Requirements |
Copy each line that holds "Painel".

Data records:
§ §

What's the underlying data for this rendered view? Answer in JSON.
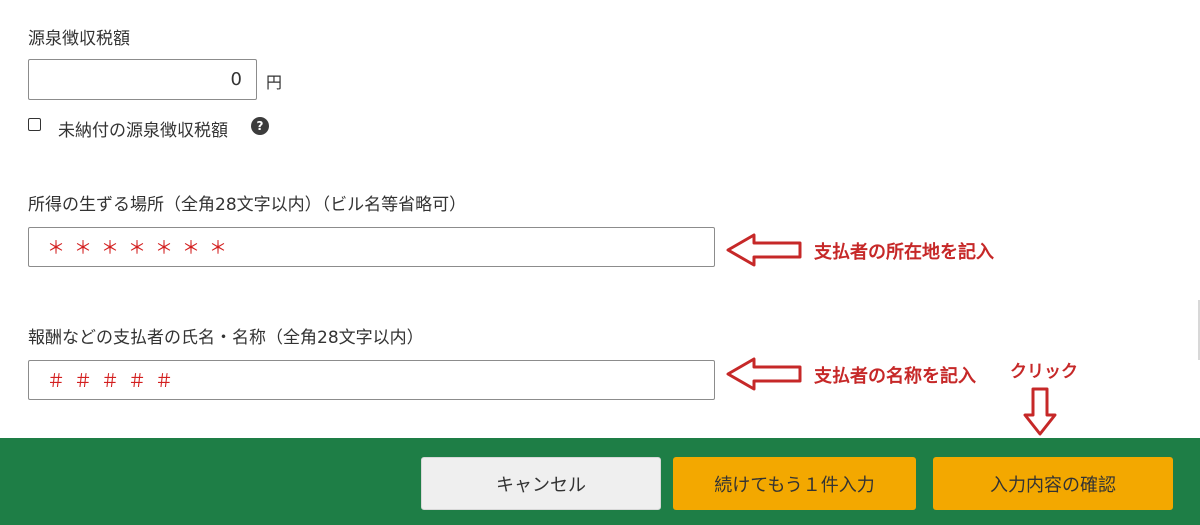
{
  "withholding": {
    "label": "源泉徴収税額",
    "value": "0",
    "unit": "円",
    "unpaid_checkbox_label": "未納付の源泉徴収税額",
    "unpaid_checked": false,
    "help_icon": "?"
  },
  "income_location": {
    "label": "所得の生ずる場所（全角28文字以内）（ビル名等省略可）",
    "value": "＊＊＊＊＊＊＊",
    "annotation": "支払者の所在地を記入"
  },
  "payer_name": {
    "label": "報酬などの支払者の氏名・名称（全角28文字以内）",
    "value": "＃＃＃＃＃",
    "annotation": "支払者の名称を記入",
    "click_annotation": "クリック"
  },
  "footer": {
    "cancel_label": "キャンセル",
    "continue_label": "続けてもう１件入力",
    "confirm_label": "入力内容の確認"
  },
  "colors": {
    "footer_bg": "#1e7e46",
    "primary_button": "#f3a800",
    "annotation": "#c62828"
  },
  "icons": {
    "help": "question-circle-icon",
    "annotation_arrow_left": "hollow-arrow-left-icon",
    "annotation_arrow_down": "hollow-arrow-down-icon"
  }
}
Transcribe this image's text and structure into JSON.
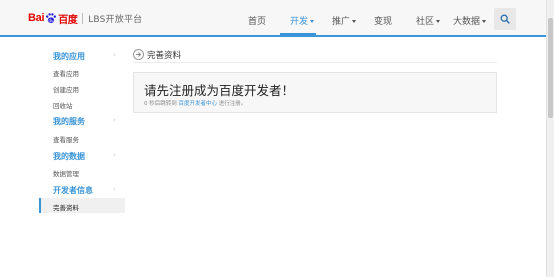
{
  "header": {
    "logo": {
      "brand_latin": "Bai",
      "brand_cn": "百度",
      "product": "LBS开放平台"
    },
    "nav": [
      {
        "label": "首页",
        "has_dropdown": false,
        "active": false
      },
      {
        "label": "开发",
        "has_dropdown": true,
        "active": true
      },
      {
        "label": "推广",
        "has_dropdown": true,
        "active": false
      },
      {
        "label": "变现",
        "has_dropdown": false,
        "active": false
      },
      {
        "label": "社区",
        "has_dropdown": true,
        "active": false
      },
      {
        "label": "大数据",
        "has_dropdown": true,
        "active": false
      }
    ],
    "search_icon": "search-icon"
  },
  "sidebar": {
    "groups": [
      {
        "title": "我的应用",
        "items": [
          "查看应用",
          "创建应用",
          "回收站"
        ]
      },
      {
        "title": "我的服务",
        "items": [
          "查看服务"
        ]
      },
      {
        "title": "我的数据",
        "items": [
          "数据管理"
        ]
      },
      {
        "title": "开发者信息",
        "items": [
          "完善资料"
        ]
      }
    ],
    "active_item": "完善资料"
  },
  "main": {
    "page_title": "完善资料",
    "notice": {
      "title": "请先注册成为百度开发者！",
      "desc_prefix": "0 秒后跳转到 ",
      "desc_link": "百度开发者中心",
      "desc_suffix": " 进行注册。"
    }
  },
  "colors": {
    "accent": "#3a95d8",
    "brand_red": "#e10602",
    "topbar_bg": "#f7f7f7",
    "notice_bg": "#f7f7f7"
  }
}
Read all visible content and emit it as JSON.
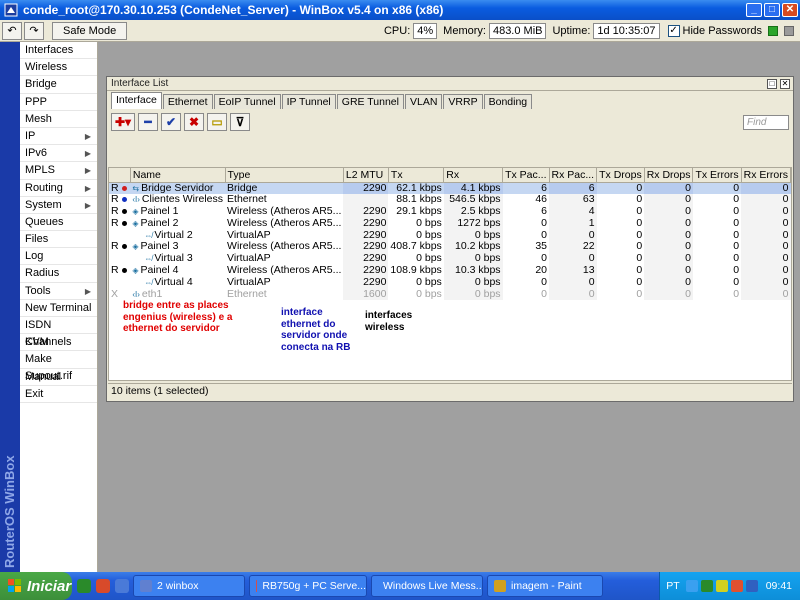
{
  "window": {
    "title": "conde_root@170.30.10.253 (CondeNet_Server) - WinBox v5.4 on x86 (x86)",
    "minimize": "_",
    "maximize": "□",
    "close": "✕"
  },
  "toolbar": {
    "undo": "↶",
    "redo": "↷",
    "safe_mode": "Safe Mode",
    "cpu_label": "CPU:",
    "cpu_value": "4%",
    "memory_label": "Memory:",
    "memory_value": "483.0 MiB",
    "uptime_label": "Uptime:",
    "uptime_value": "1d 10:35:07",
    "hide_passwords_label": "Hide Passwords",
    "hide_passwords_check": "✓"
  },
  "brand": "RouterOS WinBox",
  "sidebar": {
    "items": [
      {
        "label": "Interfaces",
        "arrow": ""
      },
      {
        "label": "Wireless",
        "arrow": ""
      },
      {
        "label": "Bridge",
        "arrow": ""
      },
      {
        "label": "PPP",
        "arrow": ""
      },
      {
        "label": "Mesh",
        "arrow": ""
      },
      {
        "label": "IP",
        "arrow": "▶"
      },
      {
        "label": "IPv6",
        "arrow": "▶"
      },
      {
        "label": "MPLS",
        "arrow": "▶"
      },
      {
        "label": "Routing",
        "arrow": "▶"
      },
      {
        "label": "System",
        "arrow": "▶"
      },
      {
        "label": "Queues",
        "arrow": ""
      },
      {
        "label": "Files",
        "arrow": ""
      },
      {
        "label": "Log",
        "arrow": ""
      },
      {
        "label": "Radius",
        "arrow": ""
      },
      {
        "label": "Tools",
        "arrow": "▶"
      },
      {
        "label": "New Terminal",
        "arrow": ""
      },
      {
        "label": "ISDN Channels",
        "arrow": ""
      },
      {
        "label": "KVM",
        "arrow": ""
      },
      {
        "label": "Make Supout.rif",
        "arrow": ""
      },
      {
        "label": "Manual",
        "arrow": ""
      },
      {
        "label": "Exit",
        "arrow": ""
      }
    ]
  },
  "iface_window": {
    "title": "Interface List",
    "restore": "□",
    "close": "✕",
    "tabs": [
      "Interface",
      "Ethernet",
      "EoIP Tunnel",
      "IP Tunnel",
      "GRE Tunnel",
      "VLAN",
      "VRRP",
      "Bonding"
    ],
    "actions": {
      "add": "✚▾",
      "remove": "━",
      "enable": "✔",
      "disable": "✖",
      "comment": "▭",
      "filter": "⊽"
    },
    "find_placeholder": "Find",
    "columns": [
      "",
      "Name",
      "Type",
      "L2 MTU",
      "Tx",
      "Rx",
      "Tx Pac...",
      "Rx Pac...",
      "Tx Drops",
      "Rx Drops",
      "Tx Errors",
      "Rx Errors"
    ],
    "rows": [
      {
        "flag": "R",
        "dot": "#d02020",
        "icon": "⇆",
        "name": "Bridge Servidor",
        "indent": false,
        "type": "Bridge",
        "l2mtu": "2290",
        "tx": "62.1 kbps",
        "rx": "4.1 kbps",
        "txp": "6",
        "rxp": "6",
        "txd": "0",
        "rxd": "0",
        "txe": "0",
        "rxe": "0",
        "selected": true,
        "disabled": false
      },
      {
        "flag": "R",
        "dot": "#1030c0",
        "icon": "‹I›",
        "name": "Clientes Wireless",
        "indent": false,
        "type": "Ethernet",
        "l2mtu": "",
        "tx": "88.1 kbps",
        "rx": "546.5 kbps",
        "txp": "46",
        "rxp": "63",
        "txd": "0",
        "rxd": "0",
        "txe": "0",
        "rxe": "0",
        "selected": false,
        "disabled": false
      },
      {
        "flag": "R",
        "dot": "#000000",
        "icon": "◈",
        "name": "Painel 1",
        "indent": false,
        "type": "Wireless (Atheros AR5...",
        "l2mtu": "2290",
        "tx": "29.1 kbps",
        "rx": "2.5 kbps",
        "txp": "6",
        "rxp": "4",
        "txd": "0",
        "rxd": "0",
        "txe": "0",
        "rxe": "0",
        "selected": false,
        "disabled": false
      },
      {
        "flag": "R",
        "dot": "#000000",
        "icon": "◈",
        "name": "Painel 2",
        "indent": false,
        "type": "Wireless (Atheros AR5...",
        "l2mtu": "2290",
        "tx": "0 bps",
        "rx": "1272 bps",
        "txp": "0",
        "rxp": "1",
        "txd": "0",
        "rxd": "0",
        "txe": "0",
        "rxe": "0",
        "selected": false,
        "disabled": false
      },
      {
        "flag": "",
        "dot": "",
        "icon": "⇎",
        "name": "Virtual 2",
        "indent": true,
        "type": "VirtualAP",
        "l2mtu": "2290",
        "tx": "0 bps",
        "rx": "0 bps",
        "txp": "0",
        "rxp": "0",
        "txd": "0",
        "rxd": "0",
        "txe": "0",
        "rxe": "0",
        "selected": false,
        "disabled": false
      },
      {
        "flag": "R",
        "dot": "#000000",
        "icon": "◈",
        "name": "Painel 3",
        "indent": false,
        "type": "Wireless (Atheros AR5...",
        "l2mtu": "2290",
        "tx": "408.7 kbps",
        "rx": "10.2 kbps",
        "txp": "35",
        "rxp": "22",
        "txd": "0",
        "rxd": "0",
        "txe": "0",
        "rxe": "0",
        "selected": false,
        "disabled": false
      },
      {
        "flag": "",
        "dot": "",
        "icon": "⇎",
        "name": "Virtual 3",
        "indent": true,
        "type": "VirtualAP",
        "l2mtu": "2290",
        "tx": "0 bps",
        "rx": "0 bps",
        "txp": "0",
        "rxp": "0",
        "txd": "0",
        "rxd": "0",
        "txe": "0",
        "rxe": "0",
        "selected": false,
        "disabled": false
      },
      {
        "flag": "R",
        "dot": "#000000",
        "icon": "◈",
        "name": "Painel 4",
        "indent": false,
        "type": "Wireless (Atheros AR5...",
        "l2mtu": "2290",
        "tx": "108.9 kbps",
        "rx": "10.3 kbps",
        "txp": "20",
        "rxp": "13",
        "txd": "0",
        "rxd": "0",
        "txe": "0",
        "rxe": "0",
        "selected": false,
        "disabled": false
      },
      {
        "flag": "",
        "dot": "",
        "icon": "⇎",
        "name": "Virtual 4",
        "indent": true,
        "type": "VirtualAP",
        "l2mtu": "2290",
        "tx": "0 bps",
        "rx": "0 bps",
        "txp": "0",
        "rxp": "0",
        "txd": "0",
        "rxd": "0",
        "txe": "0",
        "rxe": "0",
        "selected": false,
        "disabled": false
      },
      {
        "flag": "X",
        "dot": "",
        "icon": "‹I›",
        "name": "eth1",
        "indent": false,
        "type": "Ethernet",
        "l2mtu": "1600",
        "tx": "0 bps",
        "rx": "0 bps",
        "txp": "0",
        "rxp": "0",
        "txd": "0",
        "rxd": "0",
        "txe": "0",
        "rxe": "0",
        "selected": false,
        "disabled": true
      }
    ],
    "status": "10 items (1 selected)"
  },
  "annotations": {
    "red": "bridge entre as places engenius (wireless) e a ethernet do servidor",
    "red_color": "#e00000",
    "blue": "interface ethernet do servidor onde conecta na RB",
    "blue_color": "#1010b0",
    "black": "interfaces wireless",
    "black_color": "#000000"
  },
  "taskbar": {
    "start": "Iniciar",
    "tasks": [
      "2 winbox",
      "RB750g + PC Serve...",
      "Windows Live Mess...",
      "imagem - Paint"
    ],
    "lang": "PT",
    "clock": "09:41"
  }
}
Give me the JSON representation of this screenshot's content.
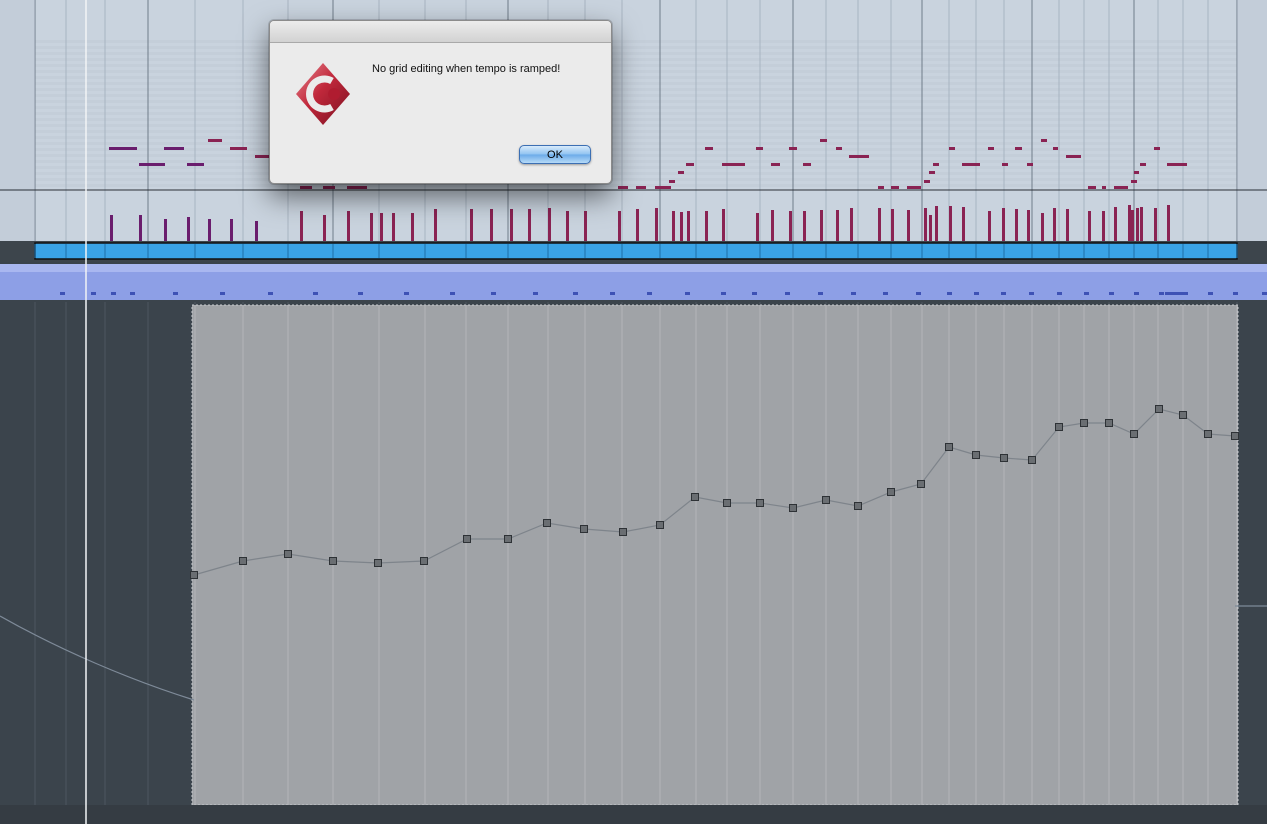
{
  "dialog": {
    "message": "No grid editing when tempo is ramped!",
    "ok_label": "OK",
    "icon": "cubase-logo-icon"
  },
  "tempo_curve": {
    "points": [
      0.46,
      0.488,
      0.502,
      0.488,
      0.484,
      0.488,
      0.532,
      0.532,
      0.564,
      0.552,
      0.546,
      0.56,
      0.616,
      0.604,
      0.604,
      0.594,
      0.61,
      0.598,
      0.626,
      0.642,
      0.716,
      0.7,
      0.694,
      0.69,
      0.756,
      0.764,
      0.764,
      0.742,
      0.792,
      0.78,
      0.742,
      0.738
    ]
  },
  "colors": {
    "grid_area": "#c9d3de",
    "note": "#8a2353",
    "note_purple": "#6a1d6d",
    "event_bar": "#3aa3e6",
    "tempo_lane": "#a0a3a7",
    "tempo_point": "#6a6e72",
    "tempo_line": "#7e848b"
  }
}
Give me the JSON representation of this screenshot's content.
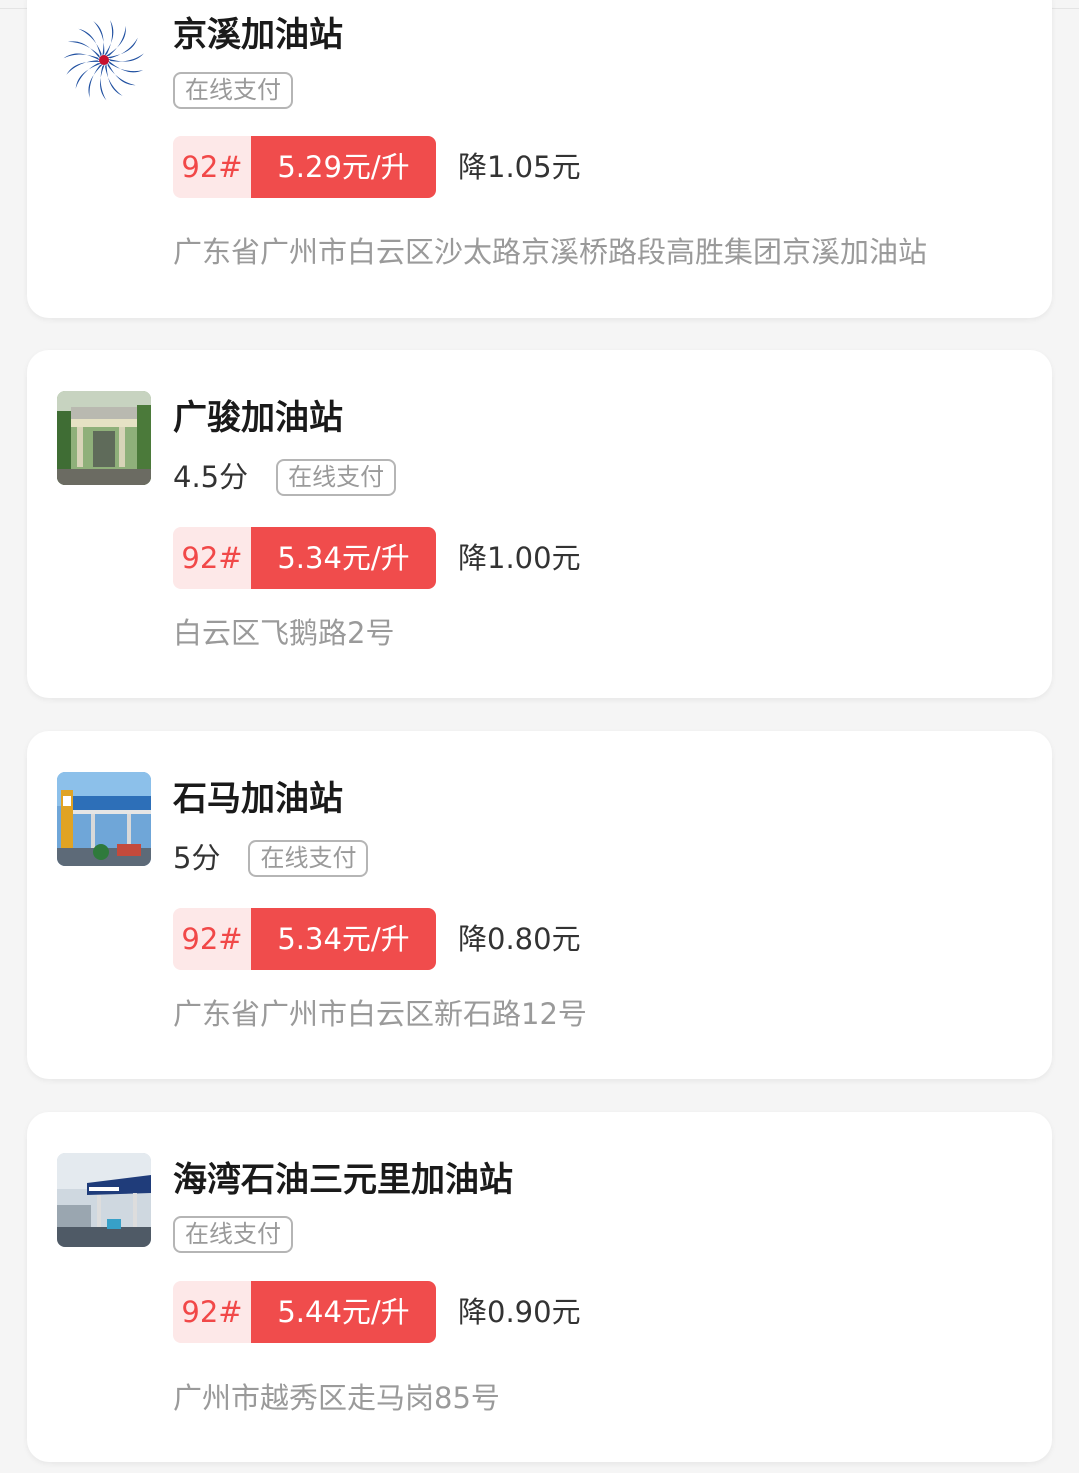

§ §

Task answer |
        "name": "Painel 1",
        "name": "Painel 2",
        "name": "Painel 3",
        "name": "Painel 4",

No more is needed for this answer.